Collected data
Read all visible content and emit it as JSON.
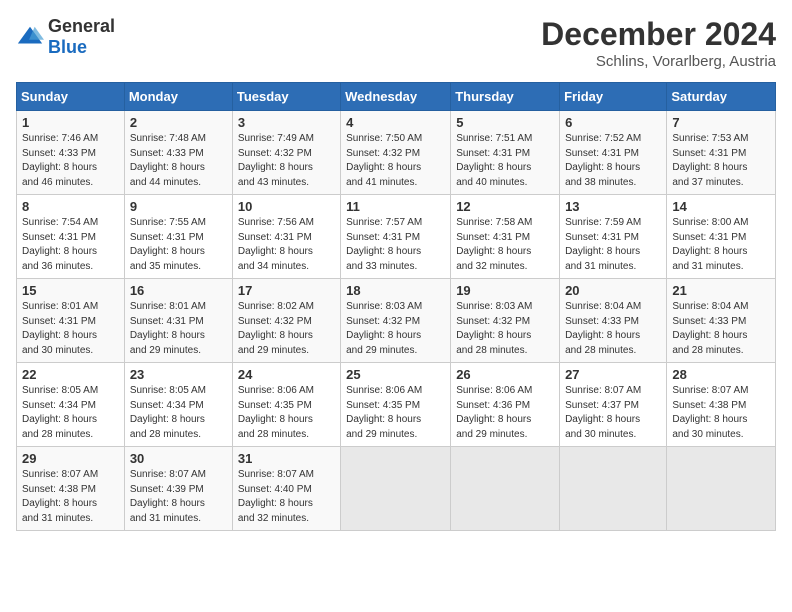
{
  "header": {
    "logo_general": "General",
    "logo_blue": "Blue",
    "month_title": "December 2024",
    "subtitle": "Schlins, Vorarlberg, Austria"
  },
  "weekdays": [
    "Sunday",
    "Monday",
    "Tuesday",
    "Wednesday",
    "Thursday",
    "Friday",
    "Saturday"
  ],
  "weeks": [
    [
      {
        "day": "1",
        "sunrise": "7:46 AM",
        "sunset": "4:33 PM",
        "daylight": "8 hours and 46 minutes."
      },
      {
        "day": "2",
        "sunrise": "7:48 AM",
        "sunset": "4:33 PM",
        "daylight": "8 hours and 44 minutes."
      },
      {
        "day": "3",
        "sunrise": "7:49 AM",
        "sunset": "4:32 PM",
        "daylight": "8 hours and 43 minutes."
      },
      {
        "day": "4",
        "sunrise": "7:50 AM",
        "sunset": "4:32 PM",
        "daylight": "8 hours and 41 minutes."
      },
      {
        "day": "5",
        "sunrise": "7:51 AM",
        "sunset": "4:31 PM",
        "daylight": "8 hours and 40 minutes."
      },
      {
        "day": "6",
        "sunrise": "7:52 AM",
        "sunset": "4:31 PM",
        "daylight": "8 hours and 38 minutes."
      },
      {
        "day": "7",
        "sunrise": "7:53 AM",
        "sunset": "4:31 PM",
        "daylight": "8 hours and 37 minutes."
      }
    ],
    [
      {
        "day": "8",
        "sunrise": "7:54 AM",
        "sunset": "4:31 PM",
        "daylight": "8 hours and 36 minutes."
      },
      {
        "day": "9",
        "sunrise": "7:55 AM",
        "sunset": "4:31 PM",
        "daylight": "8 hours and 35 minutes."
      },
      {
        "day": "10",
        "sunrise": "7:56 AM",
        "sunset": "4:31 PM",
        "daylight": "8 hours and 34 minutes."
      },
      {
        "day": "11",
        "sunrise": "7:57 AM",
        "sunset": "4:31 PM",
        "daylight": "8 hours and 33 minutes."
      },
      {
        "day": "12",
        "sunrise": "7:58 AM",
        "sunset": "4:31 PM",
        "daylight": "8 hours and 32 minutes."
      },
      {
        "day": "13",
        "sunrise": "7:59 AM",
        "sunset": "4:31 PM",
        "daylight": "8 hours and 31 minutes."
      },
      {
        "day": "14",
        "sunrise": "8:00 AM",
        "sunset": "4:31 PM",
        "daylight": "8 hours and 31 minutes."
      }
    ],
    [
      {
        "day": "15",
        "sunrise": "8:01 AM",
        "sunset": "4:31 PM",
        "daylight": "8 hours and 30 minutes."
      },
      {
        "day": "16",
        "sunrise": "8:01 AM",
        "sunset": "4:31 PM",
        "daylight": "8 hours and 29 minutes."
      },
      {
        "day": "17",
        "sunrise": "8:02 AM",
        "sunset": "4:32 PM",
        "daylight": "8 hours and 29 minutes."
      },
      {
        "day": "18",
        "sunrise": "8:03 AM",
        "sunset": "4:32 PM",
        "daylight": "8 hours and 29 minutes."
      },
      {
        "day": "19",
        "sunrise": "8:03 AM",
        "sunset": "4:32 PM",
        "daylight": "8 hours and 28 minutes."
      },
      {
        "day": "20",
        "sunrise": "8:04 AM",
        "sunset": "4:33 PM",
        "daylight": "8 hours and 28 minutes."
      },
      {
        "day": "21",
        "sunrise": "8:04 AM",
        "sunset": "4:33 PM",
        "daylight": "8 hours and 28 minutes."
      }
    ],
    [
      {
        "day": "22",
        "sunrise": "8:05 AM",
        "sunset": "4:34 PM",
        "daylight": "8 hours and 28 minutes."
      },
      {
        "day": "23",
        "sunrise": "8:05 AM",
        "sunset": "4:34 PM",
        "daylight": "8 hours and 28 minutes."
      },
      {
        "day": "24",
        "sunrise": "8:06 AM",
        "sunset": "4:35 PM",
        "daylight": "8 hours and 28 minutes."
      },
      {
        "day": "25",
        "sunrise": "8:06 AM",
        "sunset": "4:35 PM",
        "daylight": "8 hours and 29 minutes."
      },
      {
        "day": "26",
        "sunrise": "8:06 AM",
        "sunset": "4:36 PM",
        "daylight": "8 hours and 29 minutes."
      },
      {
        "day": "27",
        "sunrise": "8:07 AM",
        "sunset": "4:37 PM",
        "daylight": "8 hours and 30 minutes."
      },
      {
        "day": "28",
        "sunrise": "8:07 AM",
        "sunset": "4:38 PM",
        "daylight": "8 hours and 30 minutes."
      }
    ],
    [
      {
        "day": "29",
        "sunrise": "8:07 AM",
        "sunset": "4:38 PM",
        "daylight": "8 hours and 31 minutes."
      },
      {
        "day": "30",
        "sunrise": "8:07 AM",
        "sunset": "4:39 PM",
        "daylight": "8 hours and 31 minutes."
      },
      {
        "day": "31",
        "sunrise": "8:07 AM",
        "sunset": "4:40 PM",
        "daylight": "8 hours and 32 minutes."
      },
      null,
      null,
      null,
      null
    ]
  ]
}
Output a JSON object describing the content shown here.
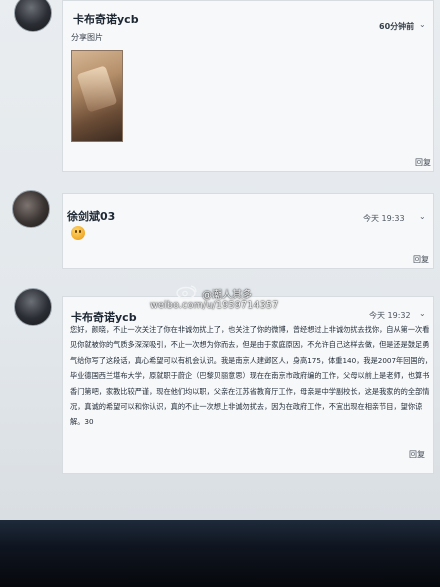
{
  "posts": [
    {
      "author": "卡布奇诺ycb",
      "time": "60分钟前",
      "share_label": "分享图片",
      "reply": "回复"
    },
    {
      "author": "徐剑斌03",
      "time": "今天 19:33",
      "reply": "回复"
    },
    {
      "author": "卡布奇诺ycb",
      "time": "今天 19:32",
      "text": "您好，颜晓，不止一次关注了你在非诚勿扰上了，也关注了你的微博，曾经想过上非诚勿扰去找你，自从第一次看见你就被你的气质多深深吸引，不止一次想为你而去，但是由于家庭原因，不允许自己这样去做，但是还是鼓足勇气给你写了这段话，真心希望可以有机会认识。我是南京人建邺区人，身高175，体重140，我是2007年回国的，毕业德国西兰堪布大学，原就职于蔚企（巴黎贝丽意思）现在在南京市政府编的工作，父母以前上是老师，也算书香门第吧，家教比较严谨，现在他们均以职，父亲在江苏省教育厅工作，母亲是中学副校长，这是我家的的全部情况，真诚的希望可以和你认识，真的不止一次想上非诚勿扰去，因为在政府工作，不宜出现在相亲节目，望你谅解。30",
      "reply": "回复"
    }
  ],
  "watermark": {
    "handle": "@潮人其多",
    "url": "weibo.com/u/1959714357"
  },
  "colors": {
    "screen_bg": "#e6eaee",
    "card_bg": "#f7f8f9",
    "text": "#1f2a36"
  }
}
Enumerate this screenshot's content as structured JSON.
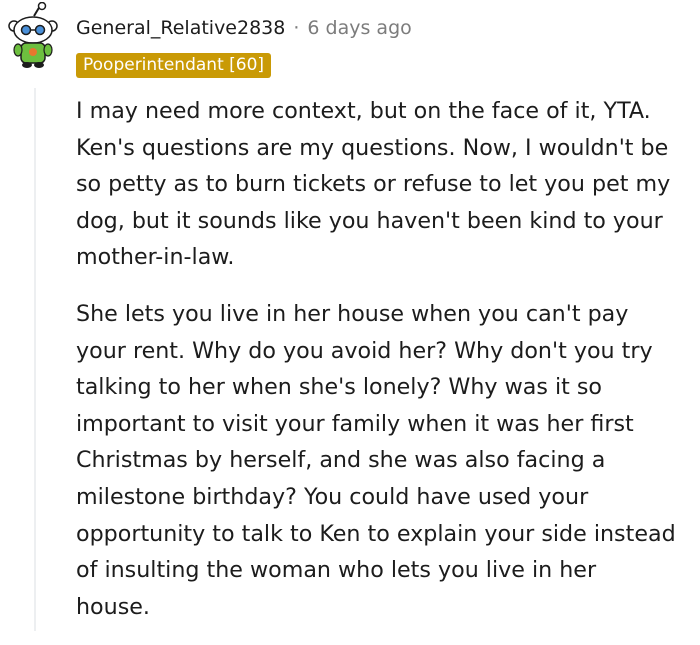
{
  "comment": {
    "username": "General_Relative2838",
    "separator": "·",
    "timestamp": "6 days ago",
    "flair": "Pooperintendant [60]",
    "paragraphs": [
      "I may need more context, but on the face of it, YTA. Ken's questions are my questions. Now, I wouldn't be so petty as to burn tickets or refuse to let you pet my dog, but it sounds like you haven't been kind to your mother-in-law.",
      "She lets you live in her house when you can't pay your rent. Why do you avoid her? Why don't you try talking to her when she's lonely? Why was it so important to visit your family when it was her first Christmas by herself, and she was also facing a milestone birthday? You could have used your opportunity to talk to Ken to explain your side instead of insulting the woman who lets you live in her house."
    ]
  },
  "colors": {
    "flair_bg": "#c99a06",
    "meta_text": "#7c7c7c",
    "thread_line": "#edeff1"
  },
  "icons": {
    "avatar": "snoo-avatar-icon"
  }
}
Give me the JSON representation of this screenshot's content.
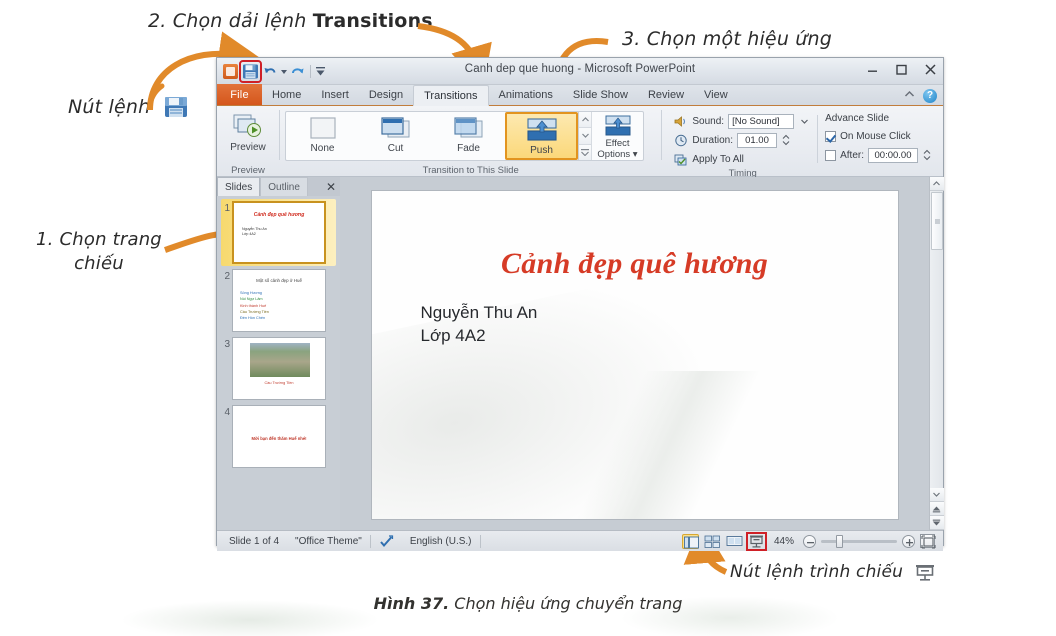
{
  "annotations": {
    "step2": "2. Chọn dải lệnh ",
    "step2_bold": "Transitions",
    "step3": "3. Chọn một hiệu ứng",
    "save_label": "Nút lệnh",
    "step1_line1": "1. Chọn trang",
    "step1_line2": "chiếu",
    "slideshow_label": "Nút lệnh trình chiếu"
  },
  "caption": {
    "figure": "Hình 37.",
    "text": " Chọn hiệu ứng chuyển trang"
  },
  "window": {
    "title": "Canh dep que huong - Microsoft PowerPoint",
    "minimize": "—",
    "maximize": "□",
    "close": "✕"
  },
  "quick_access": {
    "app_icon": "powerpoint-icon",
    "save_icon": "save-floppy-icon",
    "undo_icon": "undo-arrow-icon",
    "redo_icon": "redo-arrow-icon",
    "customize_icon": "customize-qat-icon"
  },
  "tabs": {
    "file": "File",
    "items": [
      {
        "label": "Home",
        "active": false
      },
      {
        "label": "Insert",
        "active": false
      },
      {
        "label": "Design",
        "active": false
      },
      {
        "label": "Transitions",
        "active": true
      },
      {
        "label": "Animations",
        "active": false
      },
      {
        "label": "Slide Show",
        "active": false
      },
      {
        "label": "Review",
        "active": false
      },
      {
        "label": "View",
        "active": false
      }
    ],
    "minimize_ribbon_icon": "chevron-up-icon",
    "help_icon": "?"
  },
  "ribbon": {
    "preview_group": {
      "button_label": "Preview",
      "group_label": "Preview"
    },
    "transition_group": {
      "group_label": "Transition to This Slide",
      "items": [
        {
          "label": "None",
          "selected": false
        },
        {
          "label": "Cut",
          "selected": false
        },
        {
          "label": "Fade",
          "selected": false
        },
        {
          "label": "Push",
          "selected": true
        }
      ],
      "effect_options_line1": "Effect",
      "effect_options_line2": "Options ▾"
    },
    "timing_group": {
      "group_label": "Timing",
      "sound_label": "Sound:",
      "sound_value": "[No Sound]",
      "duration_label": "Duration:",
      "duration_value": "01.00",
      "apply_to_all": "Apply To All",
      "advance_slide_label": "Advance Slide",
      "on_mouse_click": "On Mouse Click",
      "on_mouse_click_checked": true,
      "after_label": "After:",
      "after_value": "00:00.00",
      "after_checked": false
    }
  },
  "slides_pane": {
    "tab_slides": "Slides",
    "tab_outline": "Outline",
    "close_icon": "✕",
    "thumbnails": [
      {
        "number": "1",
        "selected": true,
        "title": "Cảnh đẹp quê hương",
        "sub1": "Nguyễn Thu An",
        "sub2": "Lớp 4A2"
      },
      {
        "number": "2",
        "selected": false,
        "title": "Một số cảnh đẹp ở Huế",
        "bullets": [
          {
            "text": "Sông Hương",
            "color": "#2c6fb5"
          },
          {
            "text": "Núi Ngự Lâm",
            "color": "#2e8b3d"
          },
          {
            "text": "Kinh thành Huế",
            "color": "#c0392b"
          },
          {
            "text": "Cầu Trường Tiền",
            "color": "#7a6b1f"
          },
          {
            "text": "Đền Hòn Chén",
            "color": "#2c6fb5"
          }
        ]
      },
      {
        "number": "3",
        "selected": false,
        "caption": "Cầu Trường Tiền"
      },
      {
        "number": "4",
        "selected": false,
        "text": "Mời bạn đến thăm Huế nhé!"
      }
    ]
  },
  "slide": {
    "title": "Cảnh đẹp quê hương",
    "line1": "Nguyễn Thu An",
    "line2": "Lớp 4A2"
  },
  "status_bar": {
    "slide_count": "Slide 1 of 4",
    "theme": "\"Office Theme\"",
    "spellcheck_icon": "spellcheck-icon",
    "language": "English (U.S.)",
    "views": [
      {
        "name": "normal-view",
        "active": true,
        "highlighted": false
      },
      {
        "name": "slide-sorter-view",
        "active": false,
        "highlighted": false
      },
      {
        "name": "reading-view",
        "active": false,
        "highlighted": false
      },
      {
        "name": "slide-show-view",
        "active": false,
        "highlighted": true
      }
    ],
    "zoom": "44%",
    "zoom_out_icon": "minus-icon",
    "zoom_in_icon": "plus-icon",
    "fit_window_icon": "fit-to-window-icon"
  },
  "colors": {
    "accent_orange": "#e18a2a",
    "highlight_red": "#cf2027",
    "title_red": "#d63b26",
    "file_tab": "#d4561c",
    "selected_gold": "#e2941f"
  }
}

- Task goal -
Above are several records. Count the lines among them that contain "arrow" and give only the total.

- Complete answer -
2